Material for this task →
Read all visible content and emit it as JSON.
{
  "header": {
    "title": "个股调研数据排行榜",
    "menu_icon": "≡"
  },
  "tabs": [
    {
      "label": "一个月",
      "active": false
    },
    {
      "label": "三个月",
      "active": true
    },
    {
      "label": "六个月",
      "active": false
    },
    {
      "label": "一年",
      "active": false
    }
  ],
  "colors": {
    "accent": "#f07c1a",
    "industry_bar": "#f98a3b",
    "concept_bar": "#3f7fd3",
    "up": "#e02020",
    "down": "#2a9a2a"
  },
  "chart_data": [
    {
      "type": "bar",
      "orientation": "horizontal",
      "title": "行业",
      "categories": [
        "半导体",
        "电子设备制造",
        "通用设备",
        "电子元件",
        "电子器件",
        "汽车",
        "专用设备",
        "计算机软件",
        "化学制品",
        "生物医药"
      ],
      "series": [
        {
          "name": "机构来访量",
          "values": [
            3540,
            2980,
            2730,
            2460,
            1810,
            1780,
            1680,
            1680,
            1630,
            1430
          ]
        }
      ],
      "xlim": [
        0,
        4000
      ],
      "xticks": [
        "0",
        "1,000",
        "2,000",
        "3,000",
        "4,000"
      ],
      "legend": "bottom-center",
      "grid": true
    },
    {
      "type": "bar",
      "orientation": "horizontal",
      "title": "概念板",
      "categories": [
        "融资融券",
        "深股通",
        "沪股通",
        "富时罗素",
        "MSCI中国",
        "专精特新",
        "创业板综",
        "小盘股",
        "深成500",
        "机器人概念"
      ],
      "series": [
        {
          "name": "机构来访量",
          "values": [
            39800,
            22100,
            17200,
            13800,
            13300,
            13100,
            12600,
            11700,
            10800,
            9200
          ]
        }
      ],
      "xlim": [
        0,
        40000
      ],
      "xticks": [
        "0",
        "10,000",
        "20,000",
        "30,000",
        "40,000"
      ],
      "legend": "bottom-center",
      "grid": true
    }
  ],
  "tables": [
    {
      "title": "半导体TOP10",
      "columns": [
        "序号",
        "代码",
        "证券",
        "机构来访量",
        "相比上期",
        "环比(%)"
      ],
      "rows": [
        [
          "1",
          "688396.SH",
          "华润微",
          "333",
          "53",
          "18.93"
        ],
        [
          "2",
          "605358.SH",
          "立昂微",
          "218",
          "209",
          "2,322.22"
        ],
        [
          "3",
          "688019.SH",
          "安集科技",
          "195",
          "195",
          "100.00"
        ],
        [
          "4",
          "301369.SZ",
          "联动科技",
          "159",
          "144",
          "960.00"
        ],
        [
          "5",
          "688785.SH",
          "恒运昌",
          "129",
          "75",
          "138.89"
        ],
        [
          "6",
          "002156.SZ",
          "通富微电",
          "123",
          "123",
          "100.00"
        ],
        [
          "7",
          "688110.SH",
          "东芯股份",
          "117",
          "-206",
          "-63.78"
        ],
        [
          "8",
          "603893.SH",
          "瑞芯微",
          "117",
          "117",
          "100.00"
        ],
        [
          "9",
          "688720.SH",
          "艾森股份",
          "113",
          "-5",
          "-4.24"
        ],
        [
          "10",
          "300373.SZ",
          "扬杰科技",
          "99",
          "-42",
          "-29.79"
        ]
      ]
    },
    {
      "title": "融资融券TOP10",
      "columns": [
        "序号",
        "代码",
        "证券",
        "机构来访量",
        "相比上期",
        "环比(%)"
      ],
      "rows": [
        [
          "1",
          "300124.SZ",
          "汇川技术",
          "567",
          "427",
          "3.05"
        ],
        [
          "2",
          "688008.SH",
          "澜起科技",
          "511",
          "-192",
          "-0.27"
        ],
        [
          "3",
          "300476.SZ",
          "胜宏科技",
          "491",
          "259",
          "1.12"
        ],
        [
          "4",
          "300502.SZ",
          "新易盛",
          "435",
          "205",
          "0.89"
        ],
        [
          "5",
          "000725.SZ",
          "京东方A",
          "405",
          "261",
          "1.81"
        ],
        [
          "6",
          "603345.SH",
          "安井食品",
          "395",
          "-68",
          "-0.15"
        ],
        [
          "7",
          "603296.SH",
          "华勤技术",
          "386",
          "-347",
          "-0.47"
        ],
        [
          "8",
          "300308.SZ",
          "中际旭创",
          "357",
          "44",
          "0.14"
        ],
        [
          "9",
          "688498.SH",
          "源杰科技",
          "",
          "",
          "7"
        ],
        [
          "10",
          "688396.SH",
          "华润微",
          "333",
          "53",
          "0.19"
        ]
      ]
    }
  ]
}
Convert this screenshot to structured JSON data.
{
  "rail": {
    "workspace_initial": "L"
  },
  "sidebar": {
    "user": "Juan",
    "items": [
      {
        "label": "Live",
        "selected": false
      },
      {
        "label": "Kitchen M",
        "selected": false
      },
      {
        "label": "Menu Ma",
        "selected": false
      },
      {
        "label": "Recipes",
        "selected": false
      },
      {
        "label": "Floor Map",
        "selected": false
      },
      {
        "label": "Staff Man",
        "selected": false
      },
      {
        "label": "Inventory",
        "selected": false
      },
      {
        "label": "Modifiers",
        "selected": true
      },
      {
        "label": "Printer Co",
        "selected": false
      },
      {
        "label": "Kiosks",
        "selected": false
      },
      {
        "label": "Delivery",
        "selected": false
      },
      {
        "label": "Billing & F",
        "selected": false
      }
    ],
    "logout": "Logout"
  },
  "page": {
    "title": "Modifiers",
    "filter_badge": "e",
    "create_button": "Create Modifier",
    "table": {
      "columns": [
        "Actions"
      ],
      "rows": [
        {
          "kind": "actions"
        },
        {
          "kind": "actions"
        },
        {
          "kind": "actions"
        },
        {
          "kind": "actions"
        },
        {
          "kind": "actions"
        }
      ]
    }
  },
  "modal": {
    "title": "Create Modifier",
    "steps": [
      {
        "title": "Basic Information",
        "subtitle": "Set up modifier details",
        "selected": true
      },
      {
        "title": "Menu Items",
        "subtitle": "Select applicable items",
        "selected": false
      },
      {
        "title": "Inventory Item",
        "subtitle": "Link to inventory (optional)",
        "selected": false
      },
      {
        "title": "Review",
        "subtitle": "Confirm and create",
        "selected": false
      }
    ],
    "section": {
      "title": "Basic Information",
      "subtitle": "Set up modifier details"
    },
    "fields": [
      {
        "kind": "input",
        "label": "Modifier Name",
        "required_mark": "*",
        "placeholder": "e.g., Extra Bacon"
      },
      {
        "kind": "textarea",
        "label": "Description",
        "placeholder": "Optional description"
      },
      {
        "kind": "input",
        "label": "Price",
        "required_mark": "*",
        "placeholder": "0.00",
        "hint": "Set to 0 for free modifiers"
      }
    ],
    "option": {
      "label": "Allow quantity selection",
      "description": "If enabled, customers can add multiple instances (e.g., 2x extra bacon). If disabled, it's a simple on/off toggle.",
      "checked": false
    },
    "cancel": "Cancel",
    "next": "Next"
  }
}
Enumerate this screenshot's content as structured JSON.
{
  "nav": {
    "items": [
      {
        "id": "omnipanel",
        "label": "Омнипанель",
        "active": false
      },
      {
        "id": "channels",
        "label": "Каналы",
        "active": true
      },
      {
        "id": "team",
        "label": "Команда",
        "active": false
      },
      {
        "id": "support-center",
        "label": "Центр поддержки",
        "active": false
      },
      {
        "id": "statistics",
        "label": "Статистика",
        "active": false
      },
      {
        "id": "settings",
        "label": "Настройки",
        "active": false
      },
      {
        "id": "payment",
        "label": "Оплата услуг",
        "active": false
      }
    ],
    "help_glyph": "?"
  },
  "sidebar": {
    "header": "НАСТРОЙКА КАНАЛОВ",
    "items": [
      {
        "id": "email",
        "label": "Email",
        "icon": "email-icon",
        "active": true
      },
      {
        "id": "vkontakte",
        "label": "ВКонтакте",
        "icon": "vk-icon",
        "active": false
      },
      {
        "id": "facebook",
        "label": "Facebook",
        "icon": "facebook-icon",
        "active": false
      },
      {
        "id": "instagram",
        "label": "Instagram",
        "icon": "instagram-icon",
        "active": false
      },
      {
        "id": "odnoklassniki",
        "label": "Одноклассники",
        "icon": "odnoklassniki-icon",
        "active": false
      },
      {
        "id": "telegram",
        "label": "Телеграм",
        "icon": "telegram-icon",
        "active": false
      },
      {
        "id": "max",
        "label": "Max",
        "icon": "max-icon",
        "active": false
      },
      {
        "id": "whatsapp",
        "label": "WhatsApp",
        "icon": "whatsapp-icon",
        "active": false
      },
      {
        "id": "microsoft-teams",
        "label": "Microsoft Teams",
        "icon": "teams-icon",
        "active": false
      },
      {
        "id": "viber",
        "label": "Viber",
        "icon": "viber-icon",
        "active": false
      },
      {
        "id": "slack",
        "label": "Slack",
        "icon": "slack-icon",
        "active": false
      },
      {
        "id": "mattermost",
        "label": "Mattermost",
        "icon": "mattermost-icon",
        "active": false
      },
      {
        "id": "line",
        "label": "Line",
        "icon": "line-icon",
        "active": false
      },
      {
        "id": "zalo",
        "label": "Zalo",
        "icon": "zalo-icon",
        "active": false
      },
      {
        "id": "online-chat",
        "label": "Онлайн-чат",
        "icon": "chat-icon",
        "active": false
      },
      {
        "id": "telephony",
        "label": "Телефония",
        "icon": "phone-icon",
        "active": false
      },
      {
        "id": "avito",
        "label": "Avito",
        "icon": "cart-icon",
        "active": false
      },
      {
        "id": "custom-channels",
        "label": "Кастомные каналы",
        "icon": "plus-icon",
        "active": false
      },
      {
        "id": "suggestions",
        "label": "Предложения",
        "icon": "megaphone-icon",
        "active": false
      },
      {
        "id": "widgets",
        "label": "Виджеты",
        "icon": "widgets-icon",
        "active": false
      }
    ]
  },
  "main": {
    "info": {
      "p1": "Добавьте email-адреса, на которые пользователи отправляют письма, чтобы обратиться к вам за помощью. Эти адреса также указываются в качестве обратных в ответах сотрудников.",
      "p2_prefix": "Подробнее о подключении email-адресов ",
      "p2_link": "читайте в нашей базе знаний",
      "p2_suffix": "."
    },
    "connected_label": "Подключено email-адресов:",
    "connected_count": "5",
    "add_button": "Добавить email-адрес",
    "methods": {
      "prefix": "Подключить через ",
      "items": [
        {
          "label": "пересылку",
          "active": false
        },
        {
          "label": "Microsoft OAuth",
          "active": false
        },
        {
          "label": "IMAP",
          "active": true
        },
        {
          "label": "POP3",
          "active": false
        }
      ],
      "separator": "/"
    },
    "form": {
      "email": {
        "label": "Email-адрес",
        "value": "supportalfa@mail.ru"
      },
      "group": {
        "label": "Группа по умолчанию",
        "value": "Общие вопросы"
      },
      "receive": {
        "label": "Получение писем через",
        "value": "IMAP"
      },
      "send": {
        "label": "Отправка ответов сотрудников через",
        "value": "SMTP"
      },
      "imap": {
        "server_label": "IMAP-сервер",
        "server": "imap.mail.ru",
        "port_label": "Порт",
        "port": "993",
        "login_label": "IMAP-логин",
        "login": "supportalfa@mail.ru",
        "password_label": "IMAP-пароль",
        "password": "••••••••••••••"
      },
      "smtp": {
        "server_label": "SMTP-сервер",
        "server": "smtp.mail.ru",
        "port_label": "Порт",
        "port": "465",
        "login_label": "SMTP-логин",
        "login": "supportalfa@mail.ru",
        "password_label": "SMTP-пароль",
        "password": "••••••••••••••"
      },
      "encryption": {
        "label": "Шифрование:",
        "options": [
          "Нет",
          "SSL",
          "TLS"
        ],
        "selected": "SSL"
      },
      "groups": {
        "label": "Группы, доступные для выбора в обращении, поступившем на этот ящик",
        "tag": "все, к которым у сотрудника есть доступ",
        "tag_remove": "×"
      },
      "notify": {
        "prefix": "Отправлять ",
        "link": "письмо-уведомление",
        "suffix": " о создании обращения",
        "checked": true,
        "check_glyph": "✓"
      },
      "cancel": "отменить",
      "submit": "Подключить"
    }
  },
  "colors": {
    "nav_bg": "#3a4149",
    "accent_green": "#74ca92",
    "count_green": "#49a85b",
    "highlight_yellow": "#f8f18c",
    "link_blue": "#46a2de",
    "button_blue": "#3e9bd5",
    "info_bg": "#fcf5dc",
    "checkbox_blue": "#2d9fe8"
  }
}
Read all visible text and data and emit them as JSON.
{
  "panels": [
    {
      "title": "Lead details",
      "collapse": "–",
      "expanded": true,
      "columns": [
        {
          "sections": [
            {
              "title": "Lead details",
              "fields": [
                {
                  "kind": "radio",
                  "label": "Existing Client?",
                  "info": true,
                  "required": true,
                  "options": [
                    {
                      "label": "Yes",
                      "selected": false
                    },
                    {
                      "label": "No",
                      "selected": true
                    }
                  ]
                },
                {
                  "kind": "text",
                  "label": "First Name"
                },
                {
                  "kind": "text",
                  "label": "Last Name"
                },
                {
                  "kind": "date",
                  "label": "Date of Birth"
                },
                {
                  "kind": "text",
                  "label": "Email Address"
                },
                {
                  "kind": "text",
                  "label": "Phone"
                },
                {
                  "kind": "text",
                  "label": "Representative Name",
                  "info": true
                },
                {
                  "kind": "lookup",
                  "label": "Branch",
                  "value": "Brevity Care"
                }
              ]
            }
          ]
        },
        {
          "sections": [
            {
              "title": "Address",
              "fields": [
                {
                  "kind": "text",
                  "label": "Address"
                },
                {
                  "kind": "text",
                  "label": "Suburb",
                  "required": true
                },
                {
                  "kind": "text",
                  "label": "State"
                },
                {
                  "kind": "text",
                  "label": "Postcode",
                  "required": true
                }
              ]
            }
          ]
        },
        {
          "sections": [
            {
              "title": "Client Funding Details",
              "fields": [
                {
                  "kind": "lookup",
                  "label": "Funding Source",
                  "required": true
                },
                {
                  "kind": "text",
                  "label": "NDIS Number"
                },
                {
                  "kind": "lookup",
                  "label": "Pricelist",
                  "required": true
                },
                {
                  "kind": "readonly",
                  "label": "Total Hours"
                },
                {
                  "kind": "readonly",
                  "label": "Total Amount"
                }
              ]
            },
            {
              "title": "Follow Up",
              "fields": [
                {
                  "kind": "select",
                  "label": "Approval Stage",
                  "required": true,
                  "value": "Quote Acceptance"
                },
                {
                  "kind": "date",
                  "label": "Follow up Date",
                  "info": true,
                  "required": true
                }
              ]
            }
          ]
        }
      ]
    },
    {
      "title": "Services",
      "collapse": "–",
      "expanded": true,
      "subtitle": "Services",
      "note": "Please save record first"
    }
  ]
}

Your goal →
Show the lines where the word "Address" appears in the entries.

Written answer →
                  "label": "Email Address"
              "title": "Address",
                  "label": "Address"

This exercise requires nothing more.